- RECORDED INFORMATION -
---+---

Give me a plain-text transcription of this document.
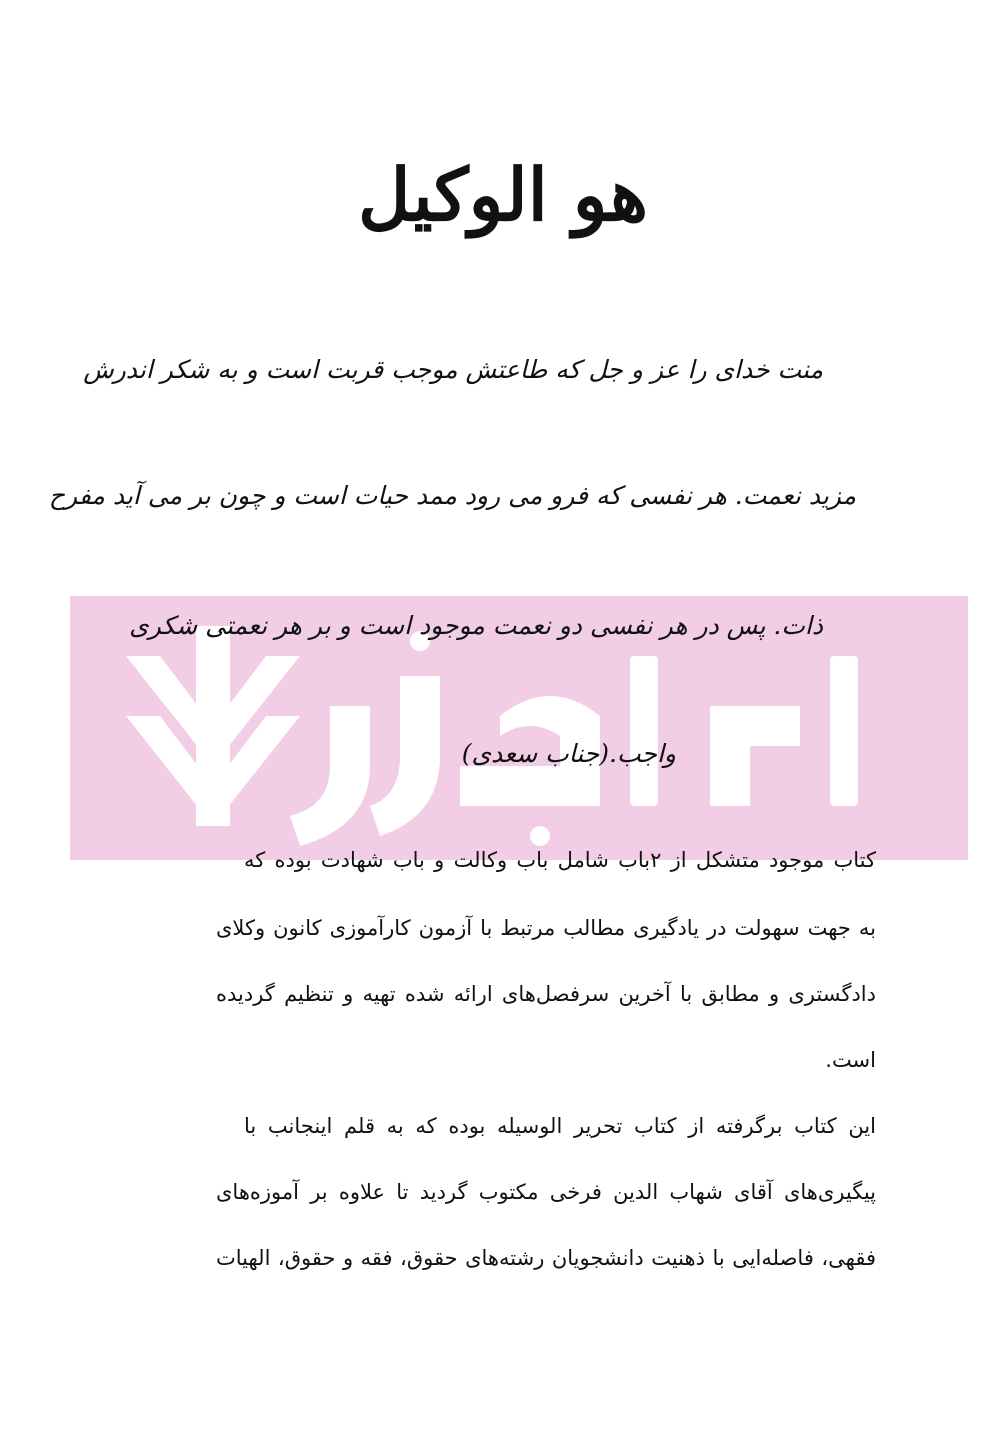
هو الوکیل
منت خدای را عز و جل که طاعتش موجب قربت است و به شکر اندرش
مزید نعمت. هر نفسی که فرو می رود ممد حیات است و چون بر می آید مفرح
ذات. پس در هر نفسی دو نعمت موجود است و بر هر نعمتی شکری
واجب.(جناب سعدی)
کتاب موجود متشکل از ۲باب شامل باب وکالت و باب شهادت بوده که
به جهت سهولت در یادگیری مطالب مرتبط با آزمون کارآموزی کانون وکلای
دادگستری و مطابق با آخرین سرفصل‌های ارائه شده تهیه و تنظیم گردیده
است.
این کتاب برگرفته از کتاب تحریر الوسیله بوده که به قلم اینجانب با
پیگیری‌های آقای شهاب الدین فرخی مکتوب گردید تا علاوه بر آموزه‌های
فقهی، فاصله‌ایی با ذهنیت دانشجویان رشته‌های حقوق، فقه و حقوق، الهیات
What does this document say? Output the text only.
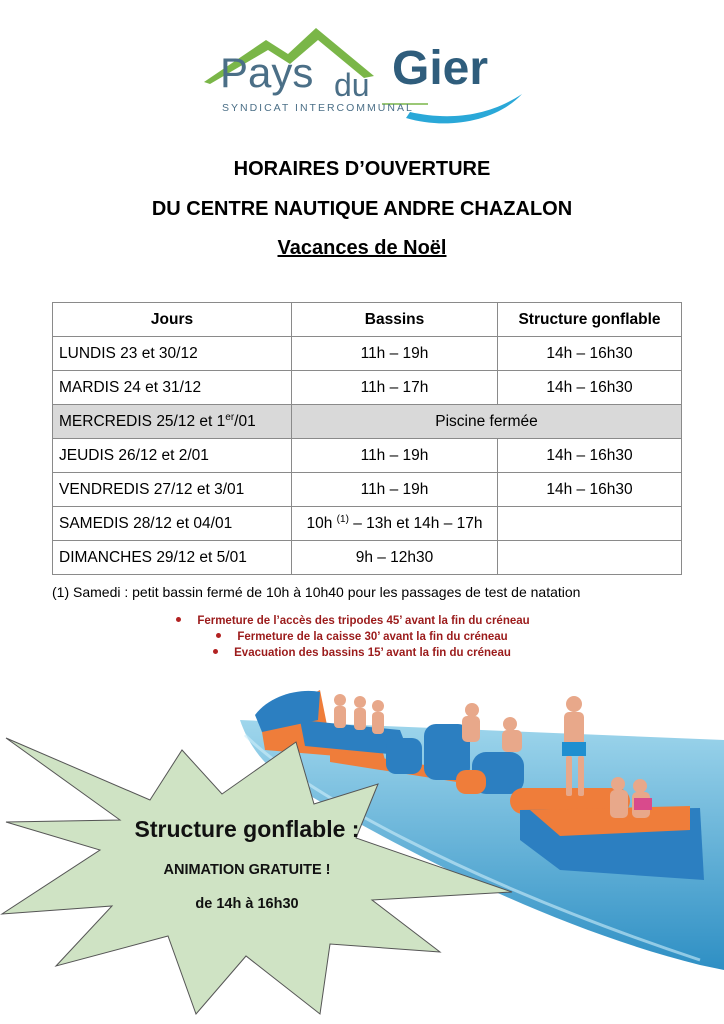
Pays du Gier
SYNDICAT INTERCOMMUNAL
HORAIRES D’OUVERTURE
DU CENTRE NAUTIQUE ANDRE CHAZALON
Vacances de Noël
Jours	Bassins	Structure gonflable
LUNDIS 23 et 30/12	11h – 19h	14h – 16h30
MARDIS 24 et 31/12	11h – 17h	14h – 16h30
MERCREDIS 25/12 et 1er/01	Piscine fermée	
JEUDIS 26/12 et 2/01	11h – 19h	14h – 16h30
VENDREDIS 27/12 et 3/01	11h – 19h	14h – 16h30
SAMEDIS 28/12 et 04/01	10h $^{(1)}$ – 13h et 14h – 17h	
DIMANCHES 29/12 et 5/01	9h – 12h30	
(1) Samedi : petit bassin fermé de 10h à 10h40 pour les passages de test de natation
Fermeture de l’accès des tripodes 45’ avant la fin du créneau
Fermeture de la caisse 30’ avant la fin du créneau
Evacuation des bassins 15’ avant la fin du créneau
Structure gonflable :
ANIMATION GRATUITE !
de 14h à 16h30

---+---

- WHAT THE TASK REQUIRES -
Print every entry above again without changing a word, and omit the pictures.

- RESPONSE TO THIS EXERCISE -
Give me a plain-text transcription of this document.
هو الوکیل
منت خدای را عز و جل که طاعتش موجب قربت است و به شکر اندرش
مزید نعمت. هر نفسی که فرو می رود ممد حیات است و چون بر می آید مفرح
ذات. پس در هر نفسی دو نعمت موجود است و بر هر نعمتی شکری
واجب.(جناب سعدی)
کتاب موجود متشکل از ۲باب شامل باب وکالت و باب شهادت بوده که
به جهت سهولت در یادگیری مطالب مرتبط با آزمون کارآموزی کانون وکلای
دادگستری و مطابق با آخرین سرفصل‌های ارائه شده تهیه و تنظیم گردیده
است.
این کتاب برگرفته از کتاب تحریر الوسیله بوده که به قلم اینجانب با
پیگیری‌های آقای شهاب الدین فرخی مکتوب گردید تا علاوه بر آموزه‌های
فقهی، فاصله‌ایی با ذهنیت دانشجویان رشته‌های حقوق، فقه و حقوق، الهیات
What does this document say? Output the text only.
Pays du Gier
SYNDICAT INTERCOMMUNAL
HORAIRES D’OUVERTURE
DU CENTRE NAUTIQUE ANDRE CHAZALON
Vacances de Noël
Jours	Bassins	Structure gonflable
LUNDIS 23 et 30/12	11h – 19h	14h – 16h30
MARDIS 24 et 31/12	11h – 17h	14h – 16h30
MERCREDIS 25/12 et 1er/01	Piscine fermée	
JEUDIS 26/12 et 2/01	11h – 19h	14h – 16h30
VENDREDIS 27/12 et 3/01	11h – 19h	14h – 16h30
SAMEDIS 28/12 et 04/01	10h $^{(1)}$ – 13h et 14h – 17h	
DIMANCHES 29/12 et 5/01	9h – 12h30	
(1) Samedi : petit bassin fermé de 10h à 10h40 pour les passages de test de natation
Fermeture de l’accès des tripodes 45’ avant la fin du créneau
Fermeture de la caisse 30’ avant la fin du créneau
Evacuation des bassins 15’ avant la fin du créneau
Structure gonflable :
ANIMATION GRATUITE !
de 14h à 16h30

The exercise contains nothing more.